#### What this task involves:
Count the lines below that contain the word "包含道路绿化" and give only the number.

#### Provided entries:
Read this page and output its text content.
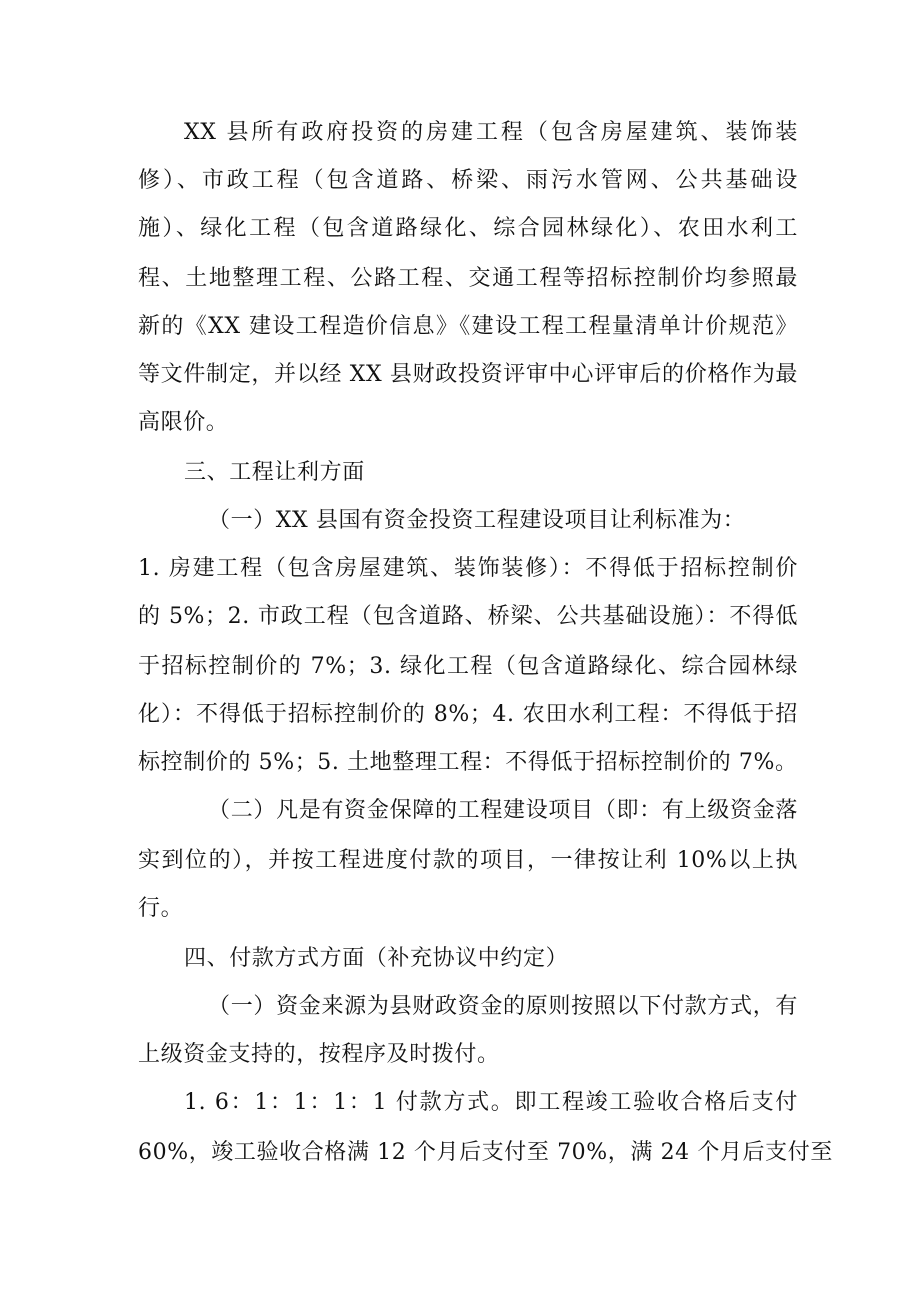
XX 县所有政府投资的房建工程（包含房屋建筑、装饰装

修）、市政工程（包含道路、桥梁、雨污水管网、公共基础设

施）、绿化工程（包含道路绿化、综合园林绿化）、农田水利工

程、土地整理工程、公路工程、交通工程等招标控制价均参照最

新的《XX 建设工程造价信息》《建设工程工程量清单计价规范》

等文件制定，并以经 XX 县财政投资评审中心评审后的价格作为最

高限价。

三、工程让利方面

（一）XX 县国有资金投资工程建设项目让利标准为：

1. 房建工程（包含房屋建筑、装饰装修）：不得低于招标控制价

的 5%；2. 市政工程（包含道路、桥梁、公共基础设施）：不得低

于招标控制价的 7%；3. 绿化工程（包含道路绿化、综合园林绿

化）：不得低于招标控制价的 8%；4. 农田水利工程：不得低于招

标控制价的 5%；5. 土地整理工程：不得低于招标控制价的 7%。

（二）凡是有资金保障的工程建设项目（即：有上级资金落

实到位的），并按工程进度付款的项目，一律按让利 10%以上执

行。

四、付款方式方面（补充协议中约定）

（一）资金来源为县财政资金的原则按照以下付款方式，有

上级资金支持的，按程序及时拨付。

1. 6：1：1：1：1 付款方式。即工程竣工验收合格后支付

60%，竣工验收合格满 12 个月后支付至 70%，满 24 个月后支付至
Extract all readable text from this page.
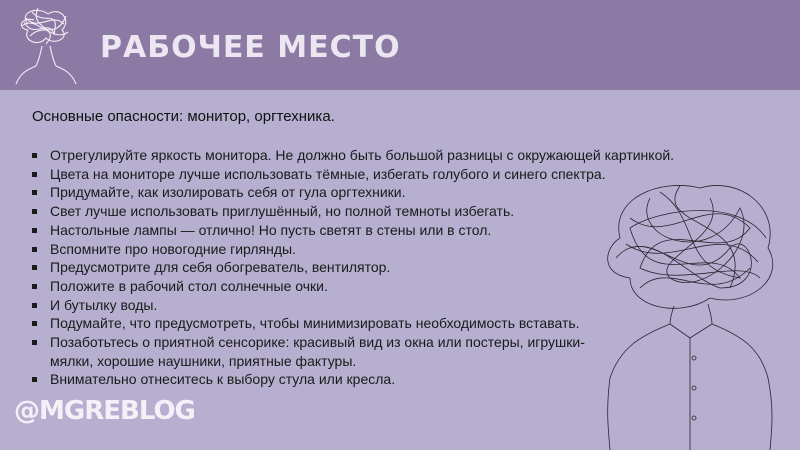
РАБОЧЕЕ МЕСТО
Основные опасности: монитор, оргтехника.
Отрегулируйте яркость монитора. Не должно быть большой разницы с окружающей картинкой.
Цвета на мониторе лучше использовать тёмные, избегать голубого и синего спектра.
Придумайте, как изолировать себя от гула оргтехники.
Свет лучше использовать приглушённый, но полной темноты избегать.
Настольные лампы — отлично! Но пусть светят в стены или в стол.
Вспомните про новогодние гирлянды.
Предусмотрите для себя обогреватель, вентилятор.
Положите в рабочий стол солнечные очки.
И бутылку воды.
Подумайте, что предусмотреть, чтобы минимизировать необходимость вставать.
Позаботьтесь о приятной сенсорике: красивый вид из окна или постеры, игрушки-мялки, хорошие наушники, приятные фактуры.
Внимательно отнеситесь к выбору стула или кресла.
@MGREBLOG
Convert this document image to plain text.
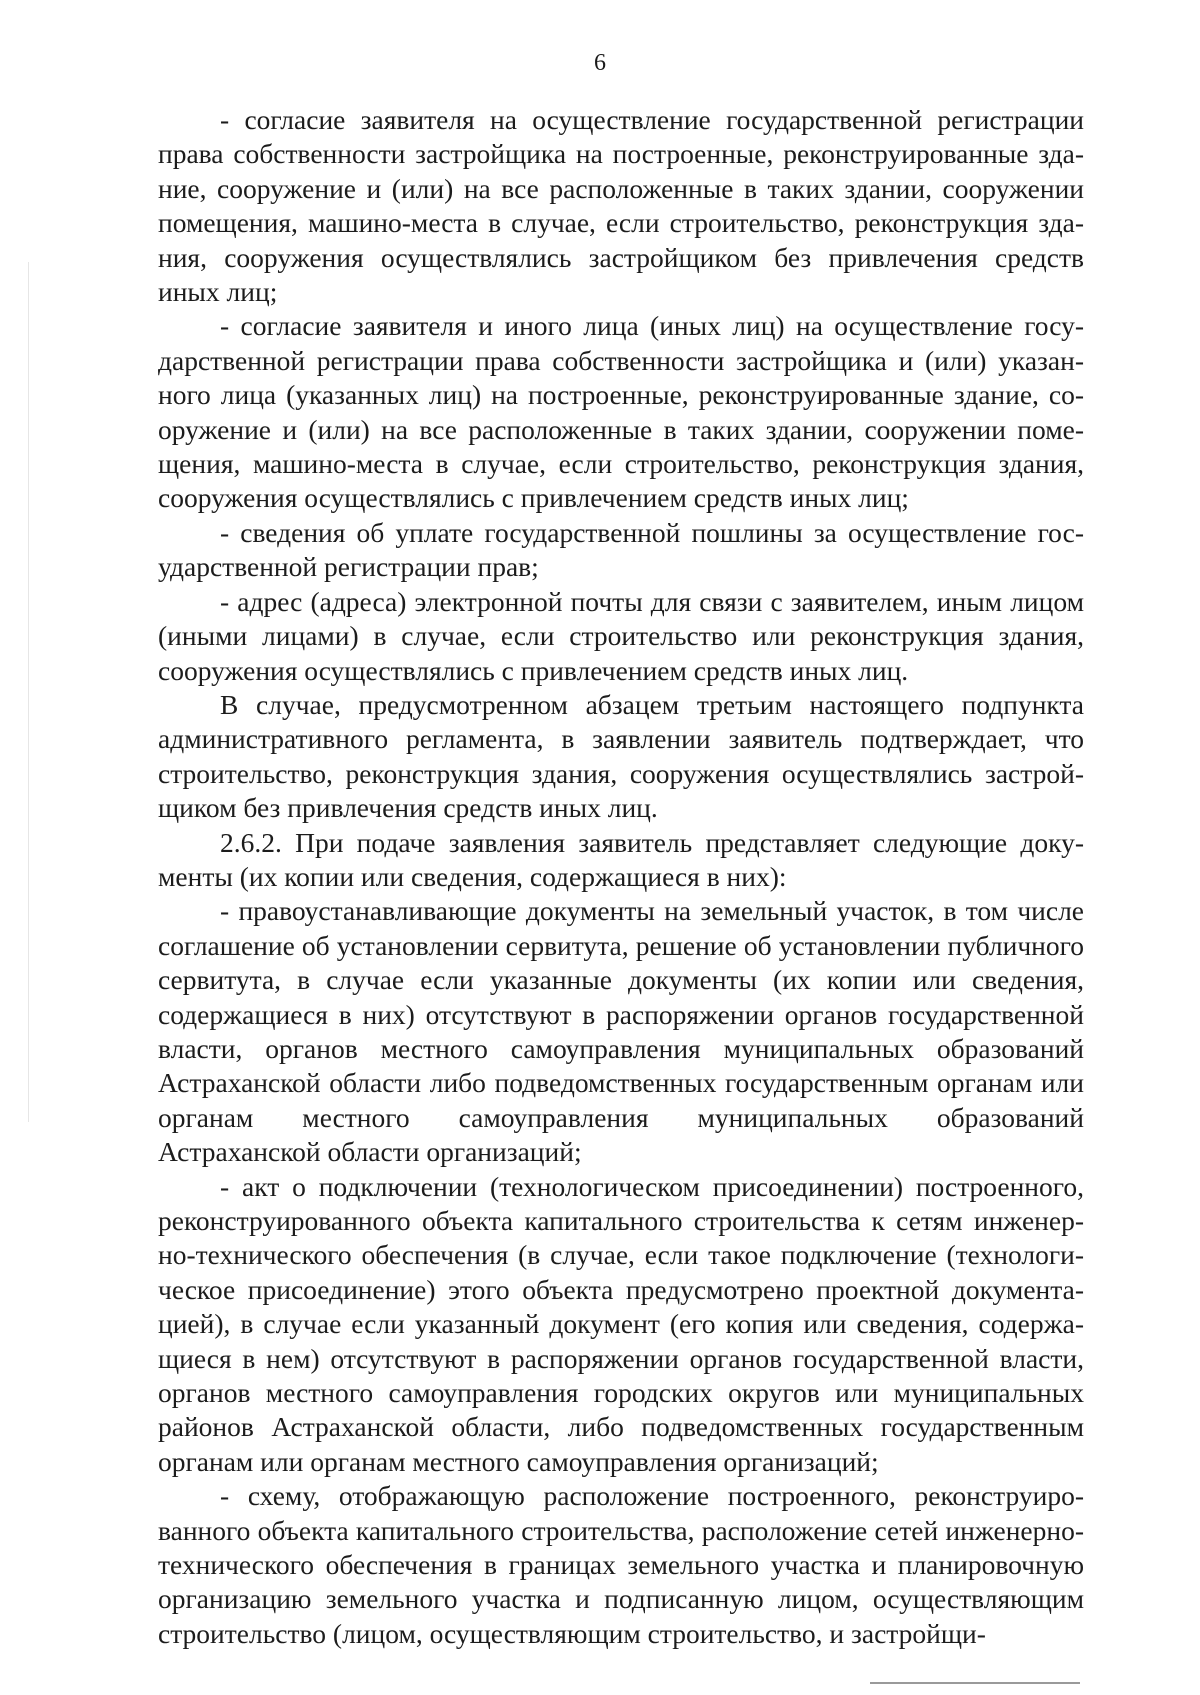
6

- согласие заявителя на осуществление государственной регистрации права собственности застройщика на построенные, реконструированные здание, сооружение и (или) на все расположенные в таких здании, сооружении помещения, машино-места в случае, если строительство, реконструкция здания, сооружения осуществлялись застройщиком без привлечения средств иных лиц;

- согласие заявителя и иного лица (иных лиц) на осуществление государственной регистрации права собственности застройщика и (или) указанного лица (указанных лиц) на построенные, реконструированные здание, сооружение и (или) на все расположенные в таких здании, сооружении помещения, машино-места в случае, если строительство, реконструкция здания, сооружения осуществлялись с привлечением средств иных лиц;

- сведения об уплате государственной пошлины за осуществление государственной регистрации прав;

- адрес (адреса) электронной почты для связи с заявителем, иным лицом (иными лицами) в случае, если строительство или реконструкция здания, сооружения осуществлялись с привлечением средств иных лиц.

В случае, предусмотренном абзацем третьим настоящего подпункта административного регламента, в заявлении заявитель подтверждает, что строительство, реконструкция здания, сооружения осуществлялись застройщиком без привлечения средств иных лиц.

2.6.2. При подаче заявления заявитель представляет следующие документы (их копии или сведения, содержащиеся в них):

- правоустанавливающие документы на земельный участок, в том числе соглашение об установлении сервитута, решение об установлении публичного сервитута, в случае если указанные документы (их копии или сведения, содержащиеся в них) отсутствуют в распоряжении органов государственной власти, органов местного самоуправления муниципальных образований Астраханской области либо подведомственных государственным органам или органам местного самоуправления муниципальных образований Астраханской области организаций;

- акт о подключении (технологическом присоединении) построенного, реконструированного объекта капитального строительства к сетям инженерно-технического обеспечения (в случае, если такое подключение (технологическое присоединение) этого объекта предусмотрено проектной документацией), в случае если указанный документ (его копия или сведения, содержащиеся в нем) отсутствуют в распоряжении органов государственной власти, органов местного самоуправления городских округов или муниципальных районов Астраханской области, либо подведомственных государственным органам или органам местного самоуправления организаций;

- схему, отображающую расположение построенного, реконструированного объекта капитального строительства, расположение сетей инженерно-технического обеспечения в границах земельного участка и планировочную организацию земельного участка и подписанную лицом, осуществляющим строительство (лицом, осуществляющим строительство, и застройщи-
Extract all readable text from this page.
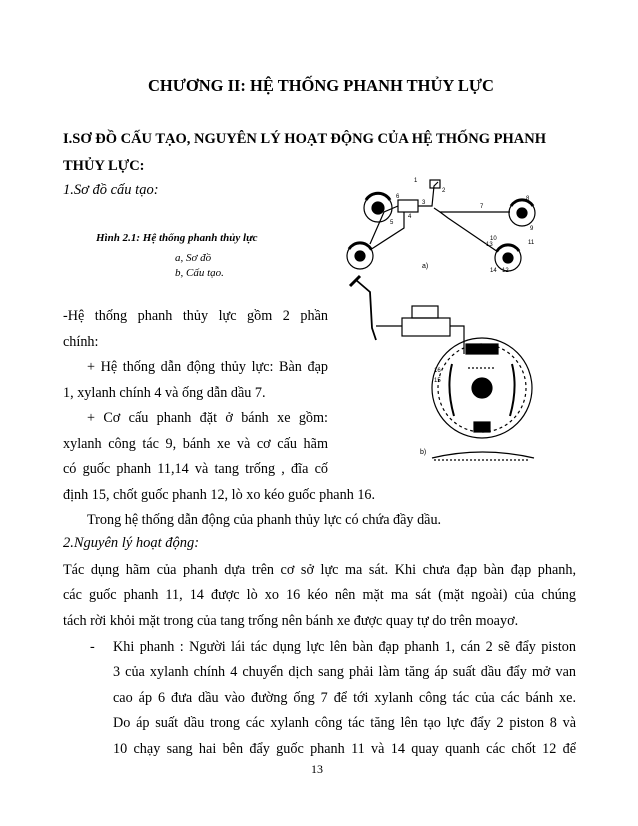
CHƯƠNG II: HỆ THỐNG PHANH THỦY LỰC
I.SƠ ĐỒ CẤU TẠO, NGUYÊN LÝ HOẠT ĐỘNG CỦA HỆ THỐNG PHANH
THỦY LỰC:
1.Sơ đồ cấu tạo:
Hình 2.1: Hệ thống phanh thủy lực
a, Sơ đồ
b, Cấu tạo.
1
2
3
4
5
6
7
8
9
10
11
12
13
14
15
16
a)
b)
-Hệ thống phanh thủy lực gồm 2 phần
chính:
+ Hệ thống dẫn động thủy lực: Bàn đạp
1, xylanh chính 4 và ống dẫn dầu 7.
+ Cơ cấu phanh đặt ở bánh xe gồm:
xylanh công tác 9, bánh xe và cơ cấu hãm
có guốc phanh 11,14 và tang trống , đĩa cố
định 15, chốt guốc phanh 12, lò xo kéo guốc phanh 16.
Trong hệ thống dẫn động của phanh thủy lực có chứa đầy dầu.
2.Nguyên lý hoạt động:
Tác dụng hãm của phanh dựa trên cơ sở lực ma sát. Khi chưa đạp bàn đạp phanh,
các guốc phanh 11, 14 được lò xo 16 kéo nên mặt ma sát (mặt ngoài) của chúng
tách rời khỏi mặt trong của tang trống nên bánh xe được quay tự do trên moayơ.
- Khi phanh : Người lái tác dụng lực lên bàn đạp phanh 1, cán 2 sẽ đẩy piston
3 của xylanh chính 4 chuyển dịch sang phải làm tăng áp suất dầu đẩy mở van
cao áp 6 đưa dầu vào đường ống 7 để tới xylanh công tác của các bánh xe.
Do áp suất dầu trong các xylanh công tác tăng lên tạo lực đẩy 2 piston 8 và
10 chạy sang hai bên đẩy guốc phanh 11 và 14 quay quanh các chốt 12 để
13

#### Written answer:
2